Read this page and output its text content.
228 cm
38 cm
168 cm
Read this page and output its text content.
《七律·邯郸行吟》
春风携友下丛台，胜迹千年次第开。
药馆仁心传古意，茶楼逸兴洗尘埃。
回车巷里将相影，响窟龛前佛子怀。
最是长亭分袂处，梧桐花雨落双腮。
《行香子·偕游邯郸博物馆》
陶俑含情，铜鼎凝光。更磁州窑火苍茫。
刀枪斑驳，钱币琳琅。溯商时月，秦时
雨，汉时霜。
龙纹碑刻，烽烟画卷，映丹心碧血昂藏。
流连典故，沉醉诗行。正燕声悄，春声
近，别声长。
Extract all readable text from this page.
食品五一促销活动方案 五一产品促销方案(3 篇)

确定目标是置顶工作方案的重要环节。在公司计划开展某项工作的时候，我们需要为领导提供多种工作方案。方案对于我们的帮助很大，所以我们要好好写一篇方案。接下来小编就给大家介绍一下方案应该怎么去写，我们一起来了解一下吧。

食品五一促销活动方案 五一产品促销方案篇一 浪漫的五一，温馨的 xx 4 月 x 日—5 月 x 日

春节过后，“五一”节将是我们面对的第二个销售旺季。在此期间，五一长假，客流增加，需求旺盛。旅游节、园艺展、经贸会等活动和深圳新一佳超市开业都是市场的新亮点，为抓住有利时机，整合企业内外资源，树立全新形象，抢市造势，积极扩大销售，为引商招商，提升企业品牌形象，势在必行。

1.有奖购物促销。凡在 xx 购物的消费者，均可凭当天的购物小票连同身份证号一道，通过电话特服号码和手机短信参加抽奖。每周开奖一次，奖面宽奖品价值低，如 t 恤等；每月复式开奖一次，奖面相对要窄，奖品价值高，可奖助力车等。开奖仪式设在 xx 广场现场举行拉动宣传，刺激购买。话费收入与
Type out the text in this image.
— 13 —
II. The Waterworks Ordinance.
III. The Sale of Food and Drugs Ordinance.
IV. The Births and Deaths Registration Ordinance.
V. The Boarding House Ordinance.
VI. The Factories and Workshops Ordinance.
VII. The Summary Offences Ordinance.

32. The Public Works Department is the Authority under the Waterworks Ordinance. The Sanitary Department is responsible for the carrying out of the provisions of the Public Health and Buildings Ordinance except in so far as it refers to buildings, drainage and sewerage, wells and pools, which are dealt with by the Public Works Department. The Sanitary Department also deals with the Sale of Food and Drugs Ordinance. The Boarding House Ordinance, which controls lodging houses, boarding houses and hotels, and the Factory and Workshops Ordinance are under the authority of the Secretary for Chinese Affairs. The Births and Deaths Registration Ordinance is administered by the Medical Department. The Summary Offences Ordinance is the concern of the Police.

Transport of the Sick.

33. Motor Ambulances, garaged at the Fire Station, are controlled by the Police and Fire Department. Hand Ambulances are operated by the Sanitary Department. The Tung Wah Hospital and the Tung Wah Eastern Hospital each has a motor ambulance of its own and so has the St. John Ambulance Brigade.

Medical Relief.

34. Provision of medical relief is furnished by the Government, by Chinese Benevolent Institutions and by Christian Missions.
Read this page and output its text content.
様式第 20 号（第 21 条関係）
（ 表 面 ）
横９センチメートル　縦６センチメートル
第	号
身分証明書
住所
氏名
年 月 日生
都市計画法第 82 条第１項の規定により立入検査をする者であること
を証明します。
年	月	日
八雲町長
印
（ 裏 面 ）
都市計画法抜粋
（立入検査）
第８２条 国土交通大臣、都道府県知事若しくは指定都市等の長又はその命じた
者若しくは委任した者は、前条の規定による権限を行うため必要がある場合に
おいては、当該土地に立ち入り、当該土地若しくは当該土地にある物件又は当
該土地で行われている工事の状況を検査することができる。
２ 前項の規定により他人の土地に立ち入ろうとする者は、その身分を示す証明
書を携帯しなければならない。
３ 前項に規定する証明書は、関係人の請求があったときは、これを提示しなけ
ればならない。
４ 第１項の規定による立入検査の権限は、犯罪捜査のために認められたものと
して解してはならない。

^^^^

=== STATED TASK ===
Would you write down every record again, exactly?

=== FINISHED EXERCISE ===
Read this page and output its text content.
228 cm
38 cm
168 cm
Read this page and output its text content.
《七律·邯郸行吟》
春风携友下丛台，胜迹千年次第开。
药馆仁心传古意，茶楼逸兴洗尘埃。
回车巷里将相影，响窟龛前佛子怀。
最是长亭分袂处，梧桐花雨落双腮。
《行香子·偕游邯郸博物馆》
陶俑含情，铜鼎凝光。更磁州窑火苍茫。
刀枪斑驳，钱币琳琅。溯商时月，秦时
雨，汉时霜。
龙纹碑刻，烽烟画卷，映丹心碧血昂藏。
流连典故，沉醉诗行。正燕声悄，春声
近，别声长。
Extract all readable text from this page.
食品五一促销活动方案 五一产品促销方案(3 篇)

确定目标是置顶工作方案的重要环节。在公司计划开展某项工作的时候，我们需要为领导提供多种工作方案。方案对于我们的帮助很大，所以我们要好好写一篇方案。接下来小编就给大家介绍一下方案应该怎么去写，我们一起来了解一下吧。

食品五一促销活动方案 五一产品促销方案篇一 浪漫的五一，温馨的 xx 4 月 x 日—5 月 x 日

春节过后，“五一”节将是我们面对的第二个销售旺季。在此期间，五一长假，客流增加，需求旺盛。旅游节、园艺展、经贸会等活动和深圳新一佳超市开业都是市场的新亮点，为抓住有利时机，整合企业内外资源，树立全新形象，抢市造势，积极扩大销售，为引商招商，提升企业品牌形象，势在必行。

1.有奖购物促销。凡在 xx 购物的消费者，均可凭当天的购物小票连同身份证号一道，通过电话特服号码和手机短信参加抽奖。每周开奖一次，奖面宽奖品价值低，如 t 恤等；每月复式开奖一次，奖面相对要窄，奖品价值高，可奖助力车等。开奖仪式设在 xx 广场现场举行拉动宣传，刺激购买。话费收入与
Type out the text in this image.
— 13 —
II. The Waterworks Ordinance.
III. The Sale of Food and Drugs Ordinance.
IV. The Births and Deaths Registration Ordinance.
V. The Boarding House Ordinance.
VI. The Factories and Workshops Ordinance.
VII. The Summary Offences Ordinance.

32. The Public Works Department is the Authority under the Waterworks Ordinance. The Sanitary Department is responsible for the carrying out of the provisions of the Public Health and Buildings Ordinance except in so far as it refers to buildings, drainage and sewerage, wells and pools, which are dealt with by the Public Works Department. The Sanitary Department also deals with the Sale of Food and Drugs Ordinance. The Boarding House Ordinance, which controls lodging houses, boarding houses and hotels, and the Factory and Workshops Ordinance are under the authority of the Secretary for Chinese Affairs. The Births and Deaths Registration Ordinance is administered by the Medical Department. The Summary Offences Ordinance is the concern of the Police.

Transport of the Sick.

33. Motor Ambulances, garaged at the Fire Station, are controlled by the Police and Fire Department. Hand Ambulances are operated by the Sanitary Department. The Tung Wah Hospital and the Tung Wah Eastern Hospital each has a motor ambulance of its own and so has the St. John Ambulance Brigade.

Medical Relief.

34. Provision of medical relief is furnished by the Government, by Chinese Benevolent Institutions and by Christian Missions.
Read this page and output its text content.
様式第 20 号（第 21 条関係）
（ 表 面 ）
横９センチメートル　縦６センチメートル
第	号
身分証明書
住所
氏名
年 月 日生
都市計画法第 82 条第１項の規定により立入検査をする者であること
を証明します。
年	月	日
八雲町長
印
（ 裏 面 ）
都市計画法抜粋
（立入検査）
第８２条 国土交通大臣、都道府県知事若しくは指定都市等の長又はその命じた
者若しくは委任した者は、前条の規定による権限を行うため必要がある場合に
おいては、当該土地に立ち入り、当該土地若しくは当該土地にある物件又は当
該土地で行われている工事の状況を検査することができる。
２ 前項の規定により他人の土地に立ち入ろうとする者は、その身分を示す証明
書を携帯しなければならない。
３ 前項に規定する証明書は、関係人の請求があったときは、これを提示しなけ
ればならない。
４ 第１項の規定による立入検査の権限は、犯罪捜査のために認められたものと
して解してはならない。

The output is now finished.